Dataset excerpt
━━━━━━━━━━━━━━━━━━━━━━━━━━━━━━

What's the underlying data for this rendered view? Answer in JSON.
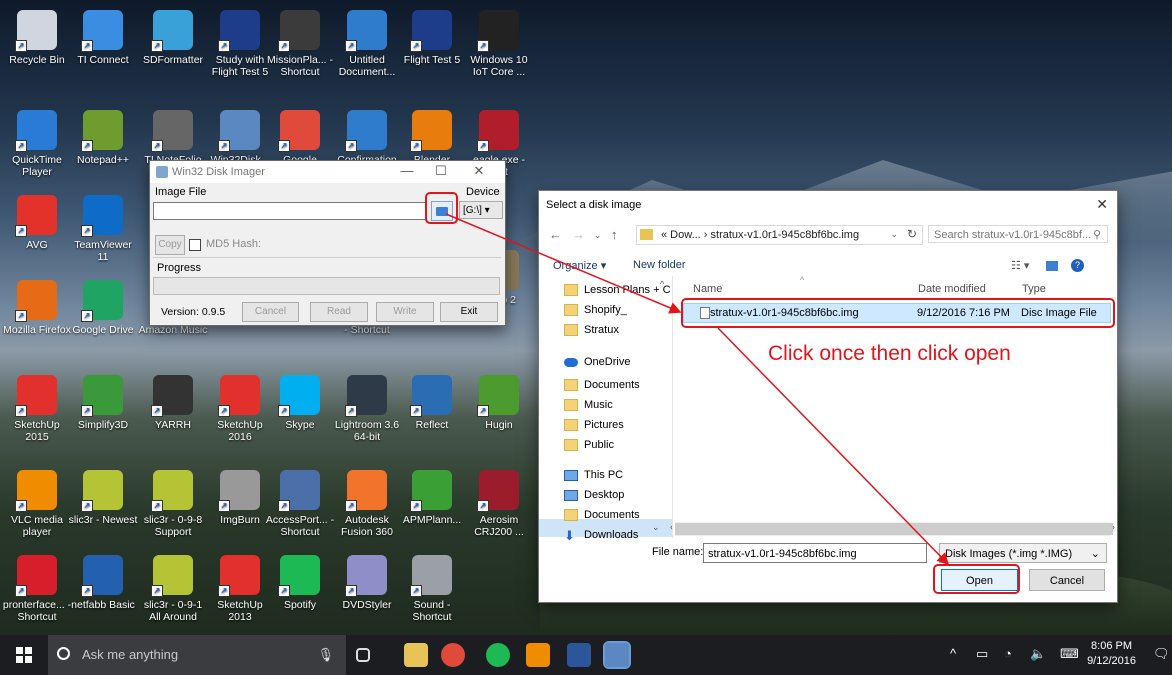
{
  "desktop": {
    "icons": [
      {
        "label": "Recycle Bin",
        "color": "#cfd6df"
      },
      {
        "label": "TI Connect",
        "color": "#3a8de0"
      },
      {
        "label": "SDFormatter",
        "color": "#3aa0d8"
      },
      {
        "label": "Study with Flight Test 5",
        "color": "#1d3d8a"
      },
      {
        "label": "MissionPla... - Shortcut",
        "color": "#3b3b3b"
      },
      {
        "label": "Untitled Document...",
        "color": "#2f7ccd"
      },
      {
        "label": "Flight Test 5",
        "color": "#1d3d8a"
      },
      {
        "label": "Windows 10 IoT Core ...",
        "color": "#222"
      },
      {
        "label": "QuickTime Player",
        "color": "#2a7bd6"
      },
      {
        "label": "Notepad++",
        "color": "#6f9c2f"
      },
      {
        "label": "TI NoteFolio",
        "color": "#666"
      },
      {
        "label": "Win32Disk...",
        "color": "#5b88c1"
      },
      {
        "label": "Google",
        "color": "#e04a3a"
      },
      {
        "label": "Confirmation",
        "color": "#2f7ccd"
      },
      {
        "label": "Blender",
        "color": "#e87d0d"
      },
      {
        "label": "eagle.exe - ...ut",
        "color": "#b11d2b"
      },
      {
        "label": "AVG",
        "color": "#e2322a"
      },
      {
        "label": "TeamViewer 11",
        "color": "#0e6bc7"
      },
      {
        "label": "Mozilla Firefox",
        "color": "#e66b16"
      },
      {
        "label": "Google Drive",
        "color": "#1fa463"
      },
      {
        "label": "Amazon Music",
        "color": "#ffffff"
      },
      {
        "label": "- Shortcut",
        "color": "#555"
      },
      {
        "label": "Gimp 2",
        "color": "#8a7a5a"
      },
      {
        "label": "SketchUp 2015",
        "color": "#e2312c"
      },
      {
        "label": "Simplify3D",
        "color": "#3a9a3a"
      },
      {
        "label": "YARRH",
        "color": "#333"
      },
      {
        "label": "SketchUp 2016",
        "color": "#e2312c"
      },
      {
        "label": "Skype",
        "color": "#00aff0"
      },
      {
        "label": "Lightroom 3.6 64-bit",
        "color": "#2e3a47"
      },
      {
        "label": "Reflect",
        "color": "#2a6db3"
      },
      {
        "label": "Hugin",
        "color": "#4d9a2f"
      },
      {
        "label": "VLC media player",
        "color": "#f08c00"
      },
      {
        "label": "slic3r - Newest",
        "color": "#b5c435"
      },
      {
        "label": "slic3r - 0-9-8 Support",
        "color": "#b5c435"
      },
      {
        "label": "ImgBurn",
        "color": "#999"
      },
      {
        "label": "AccessPort... - Shortcut",
        "color": "#4b6fa8"
      },
      {
        "label": "Autodesk Fusion 360",
        "color": "#f2742a"
      },
      {
        "label": "APMPlann...",
        "color": "#3aa036"
      },
      {
        "label": "Aerosim CRJ200 ...",
        "color": "#9b1c2a"
      },
      {
        "label": "pronterface... - Shortcut",
        "color": "#d81e2a"
      },
      {
        "label": "netfabb Basic",
        "color": "#2460b0"
      },
      {
        "label": "slic3r - 0-9-1 All Around",
        "color": "#b5c435"
      },
      {
        "label": "SketchUp 2013",
        "color": "#e2312c"
      },
      {
        "label": "Spotify",
        "color": "#1db954"
      },
      {
        "label": "DVDStyler",
        "color": "#8e8ec8"
      },
      {
        "label": "Sound - Shortcut",
        "color": "#9aa0a6"
      }
    ]
  },
  "imager": {
    "title": "Win32 Disk Imager",
    "image_file_label": "Image File",
    "device_label": "Device",
    "device_value": "[G:\\]",
    "copy_label": "Copy",
    "md5_label": "MD5 Hash:",
    "progress_label": "Progress",
    "version": "Version: 0.9.5",
    "cancel": "Cancel",
    "read": "Read",
    "write": "Write",
    "exit": "Exit"
  },
  "dialog": {
    "title": "Select a disk image",
    "address": "« Dow... › stratux-v1.0r1-945c8bf6bc.img",
    "search_placeholder": "Search stratux-v1.0r1-945c8bf...",
    "organize": "Organize ▾",
    "new_folder": "New folder",
    "nav_items": [
      {
        "label": "Lesson Plans + C",
        "type": "folder"
      },
      {
        "label": "Shopify_",
        "type": "folder"
      },
      {
        "label": "Stratux",
        "type": "folder"
      },
      {
        "label": "OneDrive",
        "type": "cloud"
      },
      {
        "label": "Documents",
        "type": "folder"
      },
      {
        "label": "Music",
        "type": "folder"
      },
      {
        "label": "Pictures",
        "type": "folder"
      },
      {
        "label": "Public",
        "type": "folder"
      },
      {
        "label": "This PC",
        "type": "pc"
      },
      {
        "label": "Desktop",
        "type": "pc"
      },
      {
        "label": "Documents",
        "type": "folder"
      },
      {
        "label": "Downloads",
        "type": "download"
      }
    ],
    "columns": {
      "name": "Name",
      "date": "Date modified",
      "type": "Type"
    },
    "file": {
      "name": "stratux-v1.0r1-945c8bf6bc.img",
      "date": "9/12/2016 7:16 PM",
      "type": "Disc Image File"
    },
    "file_name_label": "File name:",
    "file_name_value": "stratux-v1.0r1-945c8bf6bc.img",
    "file_type": "Disk Images (*.img *.IMG)",
    "open": "Open",
    "cancel": "Cancel"
  },
  "annotation": {
    "text": "Click once then click open",
    "color": "#e3141b"
  },
  "taskbar": {
    "search_placeholder": "Ask me anything",
    "time": "8:06 PM",
    "date": "9/12/2016"
  }
}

━━━━━━━━━━━━━━━━━━━━━━━━━━━━━━

* [REQUEST] Copy all of the entries verbatim, leaving out any pictures they contain.

* [EXERCISE OUTPUT]
What's the underlying data for this rendered view? Answer in JSON.
{
  "desktop": {
    "icons": [
      {
        "label": "Recycle Bin",
        "color": "#cfd6df"
      },
      {
        "label": "TI Connect",
        "color": "#3a8de0"
      },
      {
        "label": "SDFormatter",
        "color": "#3aa0d8"
      },
      {
        "label": "Study with Flight Test 5",
        "color": "#1d3d8a"
      },
      {
        "label": "MissionPla... - Shortcut",
        "color": "#3b3b3b"
      },
      {
        "label": "Untitled Document...",
        "color": "#2f7ccd"
      },
      {
        "label": "Flight Test 5",
        "color": "#1d3d8a"
      },
      {
        "label": "Windows 10 IoT Core ...",
        "color": "#222"
      },
      {
        "label": "QuickTime Player",
        "color": "#2a7bd6"
      },
      {
        "label": "Notepad++",
        "color": "#6f9c2f"
      },
      {
        "label": "TI NoteFolio",
        "color": "#666"
      },
      {
        "label": "Win32Disk...",
        "color": "#5b88c1"
      },
      {
        "label": "Google",
        "color": "#e04a3a"
      },
      {
        "label": "Confirmation",
        "color": "#2f7ccd"
      },
      {
        "label": "Blender",
        "color": "#e87d0d"
      },
      {
        "label": "eagle.exe - ...ut",
        "color": "#b11d2b"
      },
      {
        "label": "AVG",
        "color": "#e2322a"
      },
      {
        "label": "TeamViewer 11",
        "color": "#0e6bc7"
      },
      {
        "label": "Mozilla Firefox",
        "color": "#e66b16"
      },
      {
        "label": "Google Drive",
        "color": "#1fa463"
      },
      {
        "label": "Amazon Music",
        "color": "#ffffff"
      },
      {
        "label": "- Shortcut",
        "color": "#555"
      },
      {
        "label": "Gimp 2",
        "color": "#8a7a5a"
      },
      {
        "label": "SketchUp 2015",
        "color": "#e2312c"
      },
      {
        "label": "Simplify3D",
        "color": "#3a9a3a"
      },
      {
        "label": "YARRH",
        "color": "#333"
      },
      {
        "label": "SketchUp 2016",
        "color": "#e2312c"
      },
      {
        "label": "Skype",
        "color": "#00aff0"
      },
      {
        "label": "Lightroom 3.6 64-bit",
        "color": "#2e3a47"
      },
      {
        "label": "Reflect",
        "color": "#2a6db3"
      },
      {
        "label": "Hugin",
        "color": "#4d9a2f"
      },
      {
        "label": "VLC media player",
        "color": "#f08c00"
      },
      {
        "label": "slic3r - Newest",
        "color": "#b5c435"
      },
      {
        "label": "slic3r - 0-9-8 Support",
        "color": "#b5c435"
      },
      {
        "label": "ImgBurn",
        "color": "#999"
      },
      {
        "label": "AccessPort... - Shortcut",
        "color": "#4b6fa8"
      },
      {
        "label": "Autodesk Fusion 360",
        "color": "#f2742a"
      },
      {
        "label": "APMPlann...",
        "color": "#3aa036"
      },
      {
        "label": "Aerosim CRJ200 ...",
        "color": "#9b1c2a"
      },
      {
        "label": "pronterface... - Shortcut",
        "color": "#d81e2a"
      },
      {
        "label": "netfabb Basic",
        "color": "#2460b0"
      },
      {
        "label": "slic3r - 0-9-1 All Around",
        "color": "#b5c435"
      },
      {
        "label": "SketchUp 2013",
        "color": "#e2312c"
      },
      {
        "label": "Spotify",
        "color": "#1db954"
      },
      {
        "label": "DVDStyler",
        "color": "#8e8ec8"
      },
      {
        "label": "Sound - Shortcut",
        "color": "#9aa0a6"
      }
    ]
  },
  "imager": {
    "title": "Win32 Disk Imager",
    "image_file_label": "Image File",
    "device_label": "Device",
    "device_value": "[G:\\]",
    "copy_label": "Copy",
    "md5_label": "MD5 Hash:",
    "progress_label": "Progress",
    "version": "Version: 0.9.5",
    "cancel": "Cancel",
    "read": "Read",
    "write": "Write",
    "exit": "Exit"
  },
  "dialog": {
    "title": "Select a disk image",
    "address": "« Dow... › stratux-v1.0r1-945c8bf6bc.img",
    "search_placeholder": "Search stratux-v1.0r1-945c8bf...",
    "organize": "Organize ▾",
    "new_folder": "New folder",
    "nav_items": [
      {
        "label": "Lesson Plans + C",
        "type": "folder"
      },
      {
        "label": "Shopify_",
        "type": "folder"
      },
      {
        "label": "Stratux",
        "type": "folder"
      },
      {
        "label": "OneDrive",
        "type": "cloud"
      },
      {
        "label": "Documents",
        "type": "folder"
      },
      {
        "label": "Music",
        "type": "folder"
      },
      {
        "label": "Pictures",
        "type": "folder"
      },
      {
        "label": "Public",
        "type": "folder"
      },
      {
        "label": "This PC",
        "type": "pc"
      },
      {
        "label": "Desktop",
        "type": "pc"
      },
      {
        "label": "Documents",
        "type": "folder"
      },
      {
        "label": "Downloads",
        "type": "download"
      }
    ],
    "columns": {
      "name": "Name",
      "date": "Date modified",
      "type": "Type"
    },
    "file": {
      "name": "stratux-v1.0r1-945c8bf6bc.img",
      "date": "9/12/2016 7:16 PM",
      "type": "Disc Image File"
    },
    "file_name_label": "File name:",
    "file_name_value": "stratux-v1.0r1-945c8bf6bc.img",
    "file_type": "Disk Images (*.img *.IMG)",
    "open": "Open",
    "cancel": "Cancel"
  },
  "annotation": {
    "text": "Click once then click open",
    "color": "#e3141b"
  },
  "taskbar": {
    "search_placeholder": "Ask me anything",
    "time": "8:06 PM",
    "date": "9/12/2016"
  }
}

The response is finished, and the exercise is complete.